> Your goal: Put every line in the records below, from the line with "volume-bar <box>526 350 530 362</box>" through the line with "candle-body <box>101 290 105 306</box>", both included, into a Markdown table with the columns Row and Line. Number each row and leave out blank lines.

> Material for this exercise:

* * *

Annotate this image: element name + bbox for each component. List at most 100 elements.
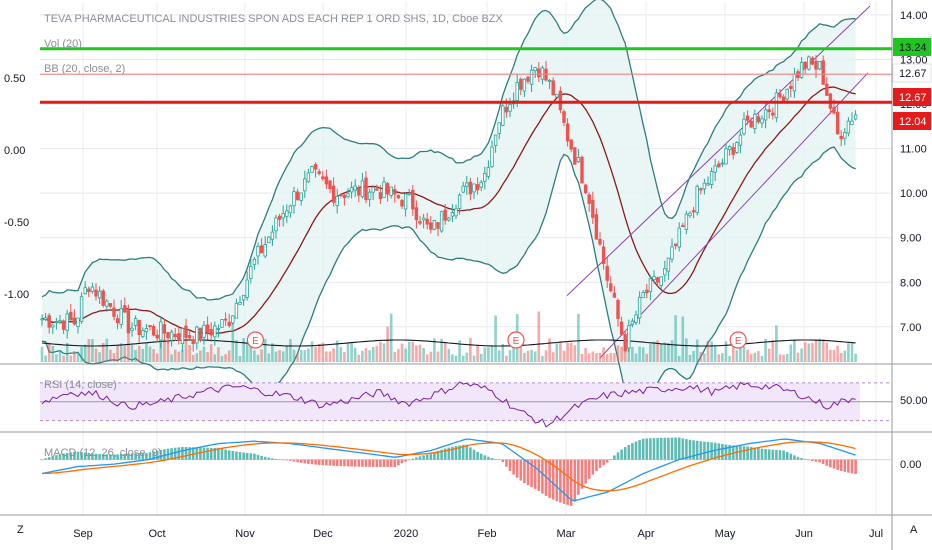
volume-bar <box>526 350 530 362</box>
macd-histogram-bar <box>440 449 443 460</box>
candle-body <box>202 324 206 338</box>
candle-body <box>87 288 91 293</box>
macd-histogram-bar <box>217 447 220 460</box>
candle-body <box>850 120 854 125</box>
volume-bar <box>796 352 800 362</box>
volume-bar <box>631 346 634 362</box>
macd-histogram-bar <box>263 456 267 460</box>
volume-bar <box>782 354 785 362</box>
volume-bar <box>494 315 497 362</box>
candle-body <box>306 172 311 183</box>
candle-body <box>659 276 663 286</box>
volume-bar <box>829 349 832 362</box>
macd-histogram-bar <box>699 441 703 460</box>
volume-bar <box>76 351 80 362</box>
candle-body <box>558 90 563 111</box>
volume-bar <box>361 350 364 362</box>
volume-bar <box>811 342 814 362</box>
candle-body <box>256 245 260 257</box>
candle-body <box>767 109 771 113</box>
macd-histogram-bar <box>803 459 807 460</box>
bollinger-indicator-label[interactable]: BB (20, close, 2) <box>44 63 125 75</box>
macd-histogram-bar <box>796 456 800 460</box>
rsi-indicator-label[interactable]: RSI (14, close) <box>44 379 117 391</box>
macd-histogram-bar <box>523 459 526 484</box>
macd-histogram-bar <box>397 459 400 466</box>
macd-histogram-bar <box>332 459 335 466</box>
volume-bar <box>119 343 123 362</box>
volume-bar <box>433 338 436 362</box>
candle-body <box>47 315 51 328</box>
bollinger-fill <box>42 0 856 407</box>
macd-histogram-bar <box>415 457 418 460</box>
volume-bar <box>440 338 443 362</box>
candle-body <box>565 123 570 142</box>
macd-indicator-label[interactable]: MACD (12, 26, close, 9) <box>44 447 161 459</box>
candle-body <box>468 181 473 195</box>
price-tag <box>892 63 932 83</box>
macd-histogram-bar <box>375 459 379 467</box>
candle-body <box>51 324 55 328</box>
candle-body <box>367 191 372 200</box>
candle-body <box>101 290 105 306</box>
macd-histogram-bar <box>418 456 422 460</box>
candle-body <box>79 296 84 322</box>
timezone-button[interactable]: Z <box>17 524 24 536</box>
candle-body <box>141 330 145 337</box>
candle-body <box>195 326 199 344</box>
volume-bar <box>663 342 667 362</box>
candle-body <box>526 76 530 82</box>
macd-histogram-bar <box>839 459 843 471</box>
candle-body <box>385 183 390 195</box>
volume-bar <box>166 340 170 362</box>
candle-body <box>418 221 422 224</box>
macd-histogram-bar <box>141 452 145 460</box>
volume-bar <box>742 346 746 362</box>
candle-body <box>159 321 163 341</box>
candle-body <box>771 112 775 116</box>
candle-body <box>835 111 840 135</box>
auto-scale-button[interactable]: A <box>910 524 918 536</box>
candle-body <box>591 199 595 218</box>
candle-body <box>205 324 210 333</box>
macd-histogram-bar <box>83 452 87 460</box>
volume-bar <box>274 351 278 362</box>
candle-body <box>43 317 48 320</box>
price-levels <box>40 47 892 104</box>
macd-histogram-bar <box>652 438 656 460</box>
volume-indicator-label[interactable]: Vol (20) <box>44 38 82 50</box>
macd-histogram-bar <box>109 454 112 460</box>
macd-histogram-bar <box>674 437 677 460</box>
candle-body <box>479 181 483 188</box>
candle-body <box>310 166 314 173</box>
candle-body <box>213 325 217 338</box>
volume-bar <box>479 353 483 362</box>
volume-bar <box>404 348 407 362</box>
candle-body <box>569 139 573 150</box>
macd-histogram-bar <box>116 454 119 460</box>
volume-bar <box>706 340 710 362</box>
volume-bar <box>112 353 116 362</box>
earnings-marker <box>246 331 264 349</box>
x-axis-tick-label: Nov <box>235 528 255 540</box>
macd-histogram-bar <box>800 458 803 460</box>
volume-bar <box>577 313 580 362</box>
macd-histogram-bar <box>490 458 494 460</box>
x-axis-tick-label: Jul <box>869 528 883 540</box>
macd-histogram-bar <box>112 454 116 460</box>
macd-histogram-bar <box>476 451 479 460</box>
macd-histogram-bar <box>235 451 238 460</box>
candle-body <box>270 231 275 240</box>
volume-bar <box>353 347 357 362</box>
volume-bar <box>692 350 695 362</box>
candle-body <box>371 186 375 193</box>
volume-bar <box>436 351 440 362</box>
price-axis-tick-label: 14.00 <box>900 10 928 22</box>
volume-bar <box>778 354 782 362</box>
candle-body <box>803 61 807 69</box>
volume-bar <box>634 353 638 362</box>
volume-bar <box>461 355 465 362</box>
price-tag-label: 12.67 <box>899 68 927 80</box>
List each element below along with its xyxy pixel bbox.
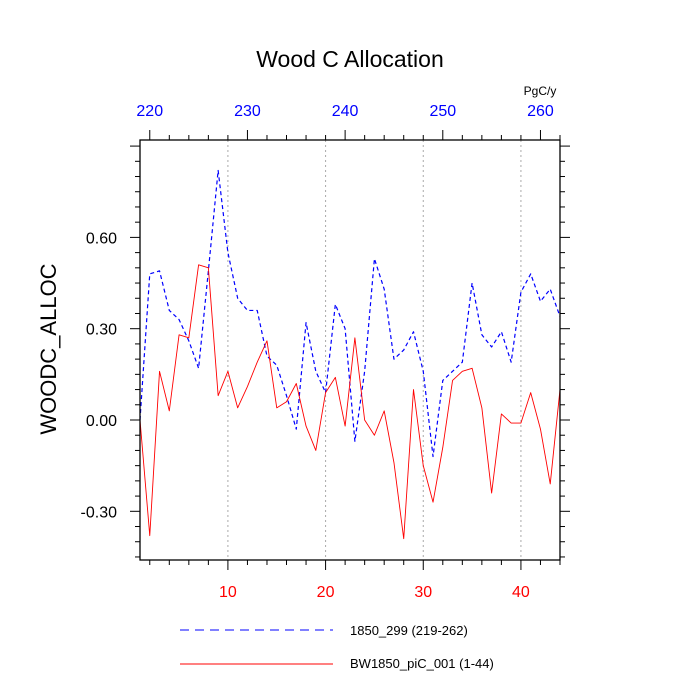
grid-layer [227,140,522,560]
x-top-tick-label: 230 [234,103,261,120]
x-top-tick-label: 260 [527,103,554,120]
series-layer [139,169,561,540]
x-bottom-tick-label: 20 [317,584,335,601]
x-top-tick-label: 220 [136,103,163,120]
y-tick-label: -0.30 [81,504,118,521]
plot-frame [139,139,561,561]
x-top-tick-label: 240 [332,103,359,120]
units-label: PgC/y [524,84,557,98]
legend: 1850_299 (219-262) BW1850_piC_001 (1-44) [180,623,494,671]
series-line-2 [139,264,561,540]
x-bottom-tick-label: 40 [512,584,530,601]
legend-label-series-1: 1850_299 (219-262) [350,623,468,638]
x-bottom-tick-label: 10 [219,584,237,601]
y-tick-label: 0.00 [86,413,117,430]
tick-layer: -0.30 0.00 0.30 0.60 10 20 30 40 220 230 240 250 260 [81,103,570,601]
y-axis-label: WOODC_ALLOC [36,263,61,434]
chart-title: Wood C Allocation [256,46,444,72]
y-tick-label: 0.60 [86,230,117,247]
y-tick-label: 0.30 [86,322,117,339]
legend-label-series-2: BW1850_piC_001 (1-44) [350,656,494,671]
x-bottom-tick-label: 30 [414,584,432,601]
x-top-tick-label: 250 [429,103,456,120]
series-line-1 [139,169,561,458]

* * *

> Task response:
| Row | Line |
|---|---|
| 1 | volume-bar <box>526 350 530 362</box> |
| 2 | macd-histogram-bar <box>440 449 443 460</box> |
| 3 | candle-body <box>202 324 206 338</box> |
| 4 | candle-body <box>87 288 91 293</box> |
| 5 | macd-histogram-bar <box>217 447 220 460</box> |
| 6 | candle-body <box>850 120 854 125</box> |
| 7 | volume-bar <box>796 352 800 362</box> |
| 8 | volume-bar <box>631 346 634 362</box> |
| 9 | macd-histogram-bar <box>263 456 267 460</box> |
| 10 | volume-bar <box>782 354 785 362</box> |
| 11 | volume-bar <box>494 315 497 362</box> |
| 12 | candle-body <box>306 172 311 183</box> |
| 13 | candle-body <box>659 276 663 286</box> |
| 14 | volume-bar <box>829 349 832 362</box> |
| 15 | macd-histogram-bar <box>699 441 703 460</box> |
| 16 | volume-bar <box>76 351 80 362</box> |
| 17 | candle-body <box>558 90 563 111</box> |
| 18 | volume-bar <box>361 350 364 362</box> |
| 19 | volume-bar <box>811 342 814 362</box> |
| 20 | candle-body <box>256 245 260 257</box> |
| 21 | candle-body <box>767 109 771 113</box> |
| 22 | macd-histogram-bar <box>803 459 807 460</box> |
| 23 | bollinger-indicator-label[interactable]: BB (20, close, 2) <box>44 63 125 75</box> |
| 24 | macd-histogram-bar <box>796 456 800 460</box> |
| 25 | rsi-indicator-label[interactable]: RSI (14, close) <box>44 379 117 391</box> |
| 26 | macd-histogram-bar <box>523 459 526 484</box> |
| 27 | macd-histogram-bar <box>397 459 400 466</box> |
| 28 | macd-histogram-bar <box>332 459 335 466</box> |
| 29 | volume-bar <box>119 343 123 362</box> |
| 30 | volume-bar <box>433 338 436 362</box> |
| 31 | candle-body <box>47 315 51 328</box> |
| 32 | bollinger-fill <box>42 0 856 407</box> |
| 33 | macd-histogram-bar <box>415 457 418 460</box> |
| 34 | volume-bar <box>440 338 443 362</box> |
| 35 | candle-body <box>565 123 570 142</box> |
| 36 | macd-indicator-label[interactable]: MACD (12, 26, close, 9) <box>44 447 161 459</box> |
| 37 | candle-body <box>468 181 473 195</box> |
| 38 | price-tag <box>892 63 932 83</box> |
| 39 | macd-histogram-bar <box>375 459 379 467</box> |
| 40 | candle-body <box>51 324 55 328</box> |
| 41 | candle-body <box>367 191 372 200</box> |
| 42 | candle-body <box>101 290 105 306</box> |